[Data excerpts]
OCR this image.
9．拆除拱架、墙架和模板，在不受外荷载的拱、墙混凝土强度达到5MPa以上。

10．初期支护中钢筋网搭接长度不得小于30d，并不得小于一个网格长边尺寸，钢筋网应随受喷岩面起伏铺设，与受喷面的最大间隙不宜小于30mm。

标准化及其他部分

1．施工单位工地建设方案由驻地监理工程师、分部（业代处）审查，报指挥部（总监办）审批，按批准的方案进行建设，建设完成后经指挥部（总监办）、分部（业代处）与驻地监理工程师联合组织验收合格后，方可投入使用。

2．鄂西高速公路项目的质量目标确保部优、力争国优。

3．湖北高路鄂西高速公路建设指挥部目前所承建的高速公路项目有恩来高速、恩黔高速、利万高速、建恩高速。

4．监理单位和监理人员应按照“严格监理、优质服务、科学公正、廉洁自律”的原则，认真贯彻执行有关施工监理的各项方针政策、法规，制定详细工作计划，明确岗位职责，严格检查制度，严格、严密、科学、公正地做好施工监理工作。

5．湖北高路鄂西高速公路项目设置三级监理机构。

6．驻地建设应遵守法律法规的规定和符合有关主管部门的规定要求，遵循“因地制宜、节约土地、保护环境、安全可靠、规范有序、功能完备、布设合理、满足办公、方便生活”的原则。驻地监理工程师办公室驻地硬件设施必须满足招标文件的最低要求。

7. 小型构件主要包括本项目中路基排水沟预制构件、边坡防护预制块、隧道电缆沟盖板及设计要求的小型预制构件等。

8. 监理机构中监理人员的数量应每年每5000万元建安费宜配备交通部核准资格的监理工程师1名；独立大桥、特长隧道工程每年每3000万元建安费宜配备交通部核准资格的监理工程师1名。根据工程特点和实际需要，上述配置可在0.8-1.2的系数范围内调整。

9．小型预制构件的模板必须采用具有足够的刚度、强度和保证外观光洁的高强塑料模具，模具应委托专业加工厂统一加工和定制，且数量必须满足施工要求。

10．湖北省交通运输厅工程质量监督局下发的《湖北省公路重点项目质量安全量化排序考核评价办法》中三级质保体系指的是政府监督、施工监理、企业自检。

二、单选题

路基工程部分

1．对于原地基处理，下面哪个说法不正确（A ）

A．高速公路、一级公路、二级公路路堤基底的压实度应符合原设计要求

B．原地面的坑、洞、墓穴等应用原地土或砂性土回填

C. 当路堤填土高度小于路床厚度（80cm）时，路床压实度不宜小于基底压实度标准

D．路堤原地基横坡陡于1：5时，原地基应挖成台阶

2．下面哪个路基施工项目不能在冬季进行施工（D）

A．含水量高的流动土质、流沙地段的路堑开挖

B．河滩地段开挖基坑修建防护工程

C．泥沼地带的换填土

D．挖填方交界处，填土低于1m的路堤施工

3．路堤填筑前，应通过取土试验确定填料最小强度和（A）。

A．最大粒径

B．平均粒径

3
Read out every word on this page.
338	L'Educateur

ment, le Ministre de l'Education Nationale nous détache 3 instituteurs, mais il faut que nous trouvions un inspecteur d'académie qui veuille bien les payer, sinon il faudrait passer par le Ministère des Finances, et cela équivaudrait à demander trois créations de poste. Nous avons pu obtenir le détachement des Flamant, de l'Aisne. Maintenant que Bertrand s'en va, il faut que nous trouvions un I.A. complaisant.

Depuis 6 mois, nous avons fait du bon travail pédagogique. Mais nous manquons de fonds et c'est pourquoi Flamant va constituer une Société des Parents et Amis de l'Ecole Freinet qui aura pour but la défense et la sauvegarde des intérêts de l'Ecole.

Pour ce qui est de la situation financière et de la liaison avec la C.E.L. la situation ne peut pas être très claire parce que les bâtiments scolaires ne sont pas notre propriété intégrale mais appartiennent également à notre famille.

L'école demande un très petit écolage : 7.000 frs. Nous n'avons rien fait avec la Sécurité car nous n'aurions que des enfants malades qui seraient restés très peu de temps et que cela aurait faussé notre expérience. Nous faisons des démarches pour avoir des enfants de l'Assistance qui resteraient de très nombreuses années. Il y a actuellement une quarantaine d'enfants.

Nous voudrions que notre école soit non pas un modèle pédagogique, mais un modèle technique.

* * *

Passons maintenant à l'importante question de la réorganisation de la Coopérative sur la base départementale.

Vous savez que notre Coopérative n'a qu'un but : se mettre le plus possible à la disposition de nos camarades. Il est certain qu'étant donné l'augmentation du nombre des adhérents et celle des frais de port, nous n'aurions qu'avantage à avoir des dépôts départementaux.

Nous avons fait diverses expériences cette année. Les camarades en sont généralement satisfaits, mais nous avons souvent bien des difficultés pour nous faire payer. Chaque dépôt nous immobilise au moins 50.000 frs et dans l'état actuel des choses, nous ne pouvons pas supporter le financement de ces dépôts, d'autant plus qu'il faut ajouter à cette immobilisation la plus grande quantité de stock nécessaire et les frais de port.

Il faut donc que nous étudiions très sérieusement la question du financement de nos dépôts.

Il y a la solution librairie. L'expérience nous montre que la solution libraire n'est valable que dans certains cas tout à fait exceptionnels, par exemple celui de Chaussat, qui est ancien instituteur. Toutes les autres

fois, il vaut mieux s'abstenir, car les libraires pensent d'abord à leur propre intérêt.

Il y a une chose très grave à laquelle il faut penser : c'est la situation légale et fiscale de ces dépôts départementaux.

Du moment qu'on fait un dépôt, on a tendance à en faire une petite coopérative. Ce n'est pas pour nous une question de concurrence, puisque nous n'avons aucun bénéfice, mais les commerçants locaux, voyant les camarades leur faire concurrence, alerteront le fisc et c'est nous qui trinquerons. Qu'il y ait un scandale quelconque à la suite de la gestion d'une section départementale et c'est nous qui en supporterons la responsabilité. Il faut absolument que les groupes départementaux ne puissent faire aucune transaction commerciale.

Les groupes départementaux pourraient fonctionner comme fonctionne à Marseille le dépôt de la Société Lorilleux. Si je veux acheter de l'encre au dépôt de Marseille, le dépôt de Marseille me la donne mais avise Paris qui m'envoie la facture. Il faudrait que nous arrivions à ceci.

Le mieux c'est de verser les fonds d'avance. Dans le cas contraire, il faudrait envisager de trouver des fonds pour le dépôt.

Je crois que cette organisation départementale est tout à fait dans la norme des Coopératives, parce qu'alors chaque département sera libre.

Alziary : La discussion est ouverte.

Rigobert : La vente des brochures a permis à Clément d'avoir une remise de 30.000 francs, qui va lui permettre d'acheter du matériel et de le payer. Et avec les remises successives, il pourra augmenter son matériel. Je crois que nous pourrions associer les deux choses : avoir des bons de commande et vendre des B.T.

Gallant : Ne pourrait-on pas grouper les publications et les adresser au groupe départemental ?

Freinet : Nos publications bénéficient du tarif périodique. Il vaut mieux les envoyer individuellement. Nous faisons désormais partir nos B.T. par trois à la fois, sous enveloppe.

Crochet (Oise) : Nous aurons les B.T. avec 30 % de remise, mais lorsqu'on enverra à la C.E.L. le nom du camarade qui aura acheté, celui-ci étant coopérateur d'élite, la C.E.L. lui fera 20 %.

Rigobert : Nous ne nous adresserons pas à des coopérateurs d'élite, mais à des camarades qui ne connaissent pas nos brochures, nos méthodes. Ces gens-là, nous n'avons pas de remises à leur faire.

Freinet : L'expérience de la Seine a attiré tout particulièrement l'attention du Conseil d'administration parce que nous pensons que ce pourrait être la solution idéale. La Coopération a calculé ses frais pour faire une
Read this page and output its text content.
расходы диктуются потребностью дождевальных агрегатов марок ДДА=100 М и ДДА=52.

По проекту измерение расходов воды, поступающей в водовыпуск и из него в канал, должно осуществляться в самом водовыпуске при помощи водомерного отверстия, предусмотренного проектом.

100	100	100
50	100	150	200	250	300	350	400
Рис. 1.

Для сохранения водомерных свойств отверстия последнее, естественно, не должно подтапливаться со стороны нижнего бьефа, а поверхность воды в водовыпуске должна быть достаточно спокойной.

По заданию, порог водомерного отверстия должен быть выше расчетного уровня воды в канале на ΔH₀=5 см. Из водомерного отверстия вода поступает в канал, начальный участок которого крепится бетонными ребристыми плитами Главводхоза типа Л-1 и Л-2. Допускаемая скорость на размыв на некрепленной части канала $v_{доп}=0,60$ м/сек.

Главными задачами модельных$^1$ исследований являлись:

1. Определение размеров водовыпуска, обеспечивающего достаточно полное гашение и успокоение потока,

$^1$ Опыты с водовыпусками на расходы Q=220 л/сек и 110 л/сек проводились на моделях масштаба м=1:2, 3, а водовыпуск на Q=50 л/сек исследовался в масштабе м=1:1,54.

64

Task prompt: Make an exact copy of every line from the one with "Read this page and output its text content." to the end of the data, with the first and last of those lines included.

Answer to the exercise:
Read this page and output its text content.
расходы диктуются потребностью дождевальных агрегатов марок ДДА=100 М и ДДА=52.

По проекту измерение расходов воды, поступающей в водовыпуск и из него в канал, должно осуществляться в самом водовыпуске при помощи водомерного отверстия, предусмотренного проектом.

100	100	100
50	100	150	200	250	300	350	400
Рис. 1.

Для сохранения водомерных свойств отверстия последнее, естественно, не должно подтапливаться со стороны нижнего бьефа, а поверхность воды в водовыпуске должна быть достаточно спокойной.

По заданию, порог водомерного отверстия должен быть выше расчетного уровня воды в канале на ΔH₀=5 см. Из водомерного отверстия вода поступает в канал, начальный участок которого крепится бетонными ребристыми плитами Главводхоза типа Л-1 и Л-2. Допускаемая скорость на размыв на некрепленной части канала $v_{доп}=0,60$ м/сек.

Главными задачами модельных$^1$ исследований являлись:

1. Определение размеров водовыпуска, обеспечивающего достаточно полное гашение и успокоение потока,

$^1$ Опыты с водовыпусками на расходы Q=220 л/сек и 110 л/сек проводились на моделях масштаба м=1:2, 3, а водовыпуск на Q=50 л/сек исследовался в масштабе м=1:1,54.

64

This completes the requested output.